▸ **MATERIAL FOR THIS TASK**:
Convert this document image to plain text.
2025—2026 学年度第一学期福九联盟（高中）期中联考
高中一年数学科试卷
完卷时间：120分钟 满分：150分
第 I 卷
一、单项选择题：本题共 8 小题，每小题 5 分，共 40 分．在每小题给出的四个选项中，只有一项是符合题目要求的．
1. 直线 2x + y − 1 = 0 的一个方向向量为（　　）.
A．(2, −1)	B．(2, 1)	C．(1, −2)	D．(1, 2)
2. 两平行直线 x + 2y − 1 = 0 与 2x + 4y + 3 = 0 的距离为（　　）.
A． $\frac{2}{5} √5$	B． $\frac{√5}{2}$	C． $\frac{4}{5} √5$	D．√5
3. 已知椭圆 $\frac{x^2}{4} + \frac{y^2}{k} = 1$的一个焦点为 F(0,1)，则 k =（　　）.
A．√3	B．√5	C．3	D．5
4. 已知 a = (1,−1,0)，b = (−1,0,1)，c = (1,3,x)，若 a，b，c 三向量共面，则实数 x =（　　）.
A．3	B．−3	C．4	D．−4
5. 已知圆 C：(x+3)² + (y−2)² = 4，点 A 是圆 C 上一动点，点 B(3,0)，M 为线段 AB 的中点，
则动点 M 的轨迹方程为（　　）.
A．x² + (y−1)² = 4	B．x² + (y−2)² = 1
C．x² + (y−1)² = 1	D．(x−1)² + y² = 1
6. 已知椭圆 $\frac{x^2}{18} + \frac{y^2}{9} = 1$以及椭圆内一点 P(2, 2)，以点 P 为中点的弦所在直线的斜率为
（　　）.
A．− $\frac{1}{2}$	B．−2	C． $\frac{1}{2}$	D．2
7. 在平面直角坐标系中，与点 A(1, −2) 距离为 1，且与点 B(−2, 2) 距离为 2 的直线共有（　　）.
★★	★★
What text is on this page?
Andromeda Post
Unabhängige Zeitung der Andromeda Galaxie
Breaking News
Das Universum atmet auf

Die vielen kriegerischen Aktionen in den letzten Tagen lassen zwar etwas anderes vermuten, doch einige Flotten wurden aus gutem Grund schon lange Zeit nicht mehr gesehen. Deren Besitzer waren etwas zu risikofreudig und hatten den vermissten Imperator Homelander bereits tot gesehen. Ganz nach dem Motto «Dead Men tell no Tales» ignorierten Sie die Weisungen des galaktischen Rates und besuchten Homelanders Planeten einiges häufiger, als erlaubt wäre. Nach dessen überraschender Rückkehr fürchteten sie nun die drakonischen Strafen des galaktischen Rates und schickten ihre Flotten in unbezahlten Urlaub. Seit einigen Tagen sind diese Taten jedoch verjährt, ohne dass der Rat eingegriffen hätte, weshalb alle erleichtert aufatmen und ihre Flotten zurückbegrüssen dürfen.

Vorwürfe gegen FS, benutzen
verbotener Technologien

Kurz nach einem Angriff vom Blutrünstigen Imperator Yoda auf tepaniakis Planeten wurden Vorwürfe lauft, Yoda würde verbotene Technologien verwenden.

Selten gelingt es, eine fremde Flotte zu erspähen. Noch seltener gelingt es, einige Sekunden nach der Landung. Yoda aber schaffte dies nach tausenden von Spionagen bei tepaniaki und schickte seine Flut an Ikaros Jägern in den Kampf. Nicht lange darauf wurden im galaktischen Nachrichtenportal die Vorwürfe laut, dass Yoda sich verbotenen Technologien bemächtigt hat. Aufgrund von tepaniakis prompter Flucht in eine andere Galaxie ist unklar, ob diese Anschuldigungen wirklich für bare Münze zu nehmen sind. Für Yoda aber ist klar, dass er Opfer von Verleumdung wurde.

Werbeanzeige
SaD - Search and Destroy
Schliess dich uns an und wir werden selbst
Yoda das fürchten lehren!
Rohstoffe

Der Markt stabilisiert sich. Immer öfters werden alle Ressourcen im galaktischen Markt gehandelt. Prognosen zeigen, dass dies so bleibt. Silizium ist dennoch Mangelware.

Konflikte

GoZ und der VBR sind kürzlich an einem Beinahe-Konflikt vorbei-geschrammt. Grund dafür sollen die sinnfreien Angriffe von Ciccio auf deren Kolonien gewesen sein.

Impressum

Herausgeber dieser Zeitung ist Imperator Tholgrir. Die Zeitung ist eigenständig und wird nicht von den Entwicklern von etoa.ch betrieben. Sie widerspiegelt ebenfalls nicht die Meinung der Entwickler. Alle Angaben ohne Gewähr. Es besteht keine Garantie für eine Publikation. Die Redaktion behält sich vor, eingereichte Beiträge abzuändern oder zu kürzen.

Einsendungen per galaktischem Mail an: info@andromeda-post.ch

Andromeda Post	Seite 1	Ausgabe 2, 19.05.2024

▸ **GOAL OF THE EXERCISE**: The entries above should be repeated exactly, every one of them.

▸ **RESPONSE TO THIS EXERCISE**:
Convert this document image to plain text.
2025—2026 学年度第一学期福九联盟（高中）期中联考
高中一年数学科试卷
完卷时间：120分钟 满分：150分
第 I 卷
一、单项选择题：本题共 8 小题，每小题 5 分，共 40 分．在每小题给出的四个选项中，只有一项是符合题目要求的．
1. 直线 2x + y − 1 = 0 的一个方向向量为（　　）.
A．(2, −1)	B．(2, 1)	C．(1, −2)	D．(1, 2)
2. 两平行直线 x + 2y − 1 = 0 与 2x + 4y + 3 = 0 的距离为（　　）.
A． $\frac{2}{5} √5$	B． $\frac{√5}{2}$	C． $\frac{4}{5} √5$	D．√5
3. 已知椭圆 $\frac{x^2}{4} + \frac{y^2}{k} = 1$的一个焦点为 F(0,1)，则 k =（　　）.
A．√3	B．√5	C．3	D．5
4. 已知 a = (1,−1,0)，b = (−1,0,1)，c = (1,3,x)，若 a，b，c 三向量共面，则实数 x =（　　）.
A．3	B．−3	C．4	D．−4
5. 已知圆 C：(x+3)² + (y−2)² = 4，点 A 是圆 C 上一动点，点 B(3,0)，M 为线段 AB 的中点，
则动点 M 的轨迹方程为（　　）.
A．x² + (y−1)² = 4	B．x² + (y−2)² = 1
C．x² + (y−1)² = 1	D．(x−1)² + y² = 1
6. 已知椭圆 $\frac{x^2}{18} + \frac{y^2}{9} = 1$以及椭圆内一点 P(2, 2)，以点 P 为中点的弦所在直线的斜率为
（　　）.
A．− $\frac{1}{2}$	B．−2	C． $\frac{1}{2}$	D．2
7. 在平面直角坐标系中，与点 A(1, −2) 距离为 1，且与点 B(−2, 2) 距离为 2 的直线共有（　　）.
★★	★★
What text is on this page?
Andromeda Post
Unabhängige Zeitung der Andromeda Galaxie
Breaking News
Das Universum atmet auf

Die vielen kriegerischen Aktionen in den letzten Tagen lassen zwar etwas anderes vermuten, doch einige Flotten wurden aus gutem Grund schon lange Zeit nicht mehr gesehen. Deren Besitzer waren etwas zu risikofreudig und hatten den vermissten Imperator Homelander bereits tot gesehen. Ganz nach dem Motto «Dead Men tell no Tales» ignorierten Sie die Weisungen des galaktischen Rates und besuchten Homelanders Planeten einiges häufiger, als erlaubt wäre. Nach dessen überraschender Rückkehr fürchteten sie nun die drakonischen Strafen des galaktischen Rates und schickten ihre Flotten in unbezahlten Urlaub. Seit einigen Tagen sind diese Taten jedoch verjährt, ohne dass der Rat eingegriffen hätte, weshalb alle erleichtert aufatmen und ihre Flotten zurückbegrüssen dürfen.

Vorwürfe gegen FS, benutzen
verbotener Technologien

Kurz nach einem Angriff vom Blutrünstigen Imperator Yoda auf tepaniakis Planeten wurden Vorwürfe lauft, Yoda würde verbotene Technologien verwenden.

Selten gelingt es, eine fremde Flotte zu erspähen. Noch seltener gelingt es, einige Sekunden nach der Landung. Yoda aber schaffte dies nach tausenden von Spionagen bei tepaniaki und schickte seine Flut an Ikaros Jägern in den Kampf. Nicht lange darauf wurden im galaktischen Nachrichtenportal die Vorwürfe laut, dass Yoda sich verbotenen Technologien bemächtigt hat. Aufgrund von tepaniakis prompter Flucht in eine andere Galaxie ist unklar, ob diese Anschuldigungen wirklich für bare Münze zu nehmen sind. Für Yoda aber ist klar, dass er Opfer von Verleumdung wurde.

Werbeanzeige
SaD - Search and Destroy
Schliess dich uns an und wir werden selbst
Yoda das fürchten lehren!
Rohstoffe

Der Markt stabilisiert sich. Immer öfters werden alle Ressourcen im galaktischen Markt gehandelt. Prognosen zeigen, dass dies so bleibt. Silizium ist dennoch Mangelware.

Konflikte

GoZ und der VBR sind kürzlich an einem Beinahe-Konflikt vorbei-geschrammt. Grund dafür sollen die sinnfreien Angriffe von Ciccio auf deren Kolonien gewesen sein.

Impressum

Herausgeber dieser Zeitung ist Imperator Tholgrir. Die Zeitung ist eigenständig und wird nicht von den Entwicklern von etoa.ch betrieben. Sie widerspiegelt ebenfalls nicht die Meinung der Entwickler. Alle Angaben ohne Gewähr. Es besteht keine Garantie für eine Publikation. Die Redaktion behält sich vor, eingereichte Beiträge abzuändern oder zu kürzen.

Einsendungen per galaktischem Mail an: info@andromeda-post.ch

Andromeda Post	Seite 1	Ausgabe 2, 19.05.2024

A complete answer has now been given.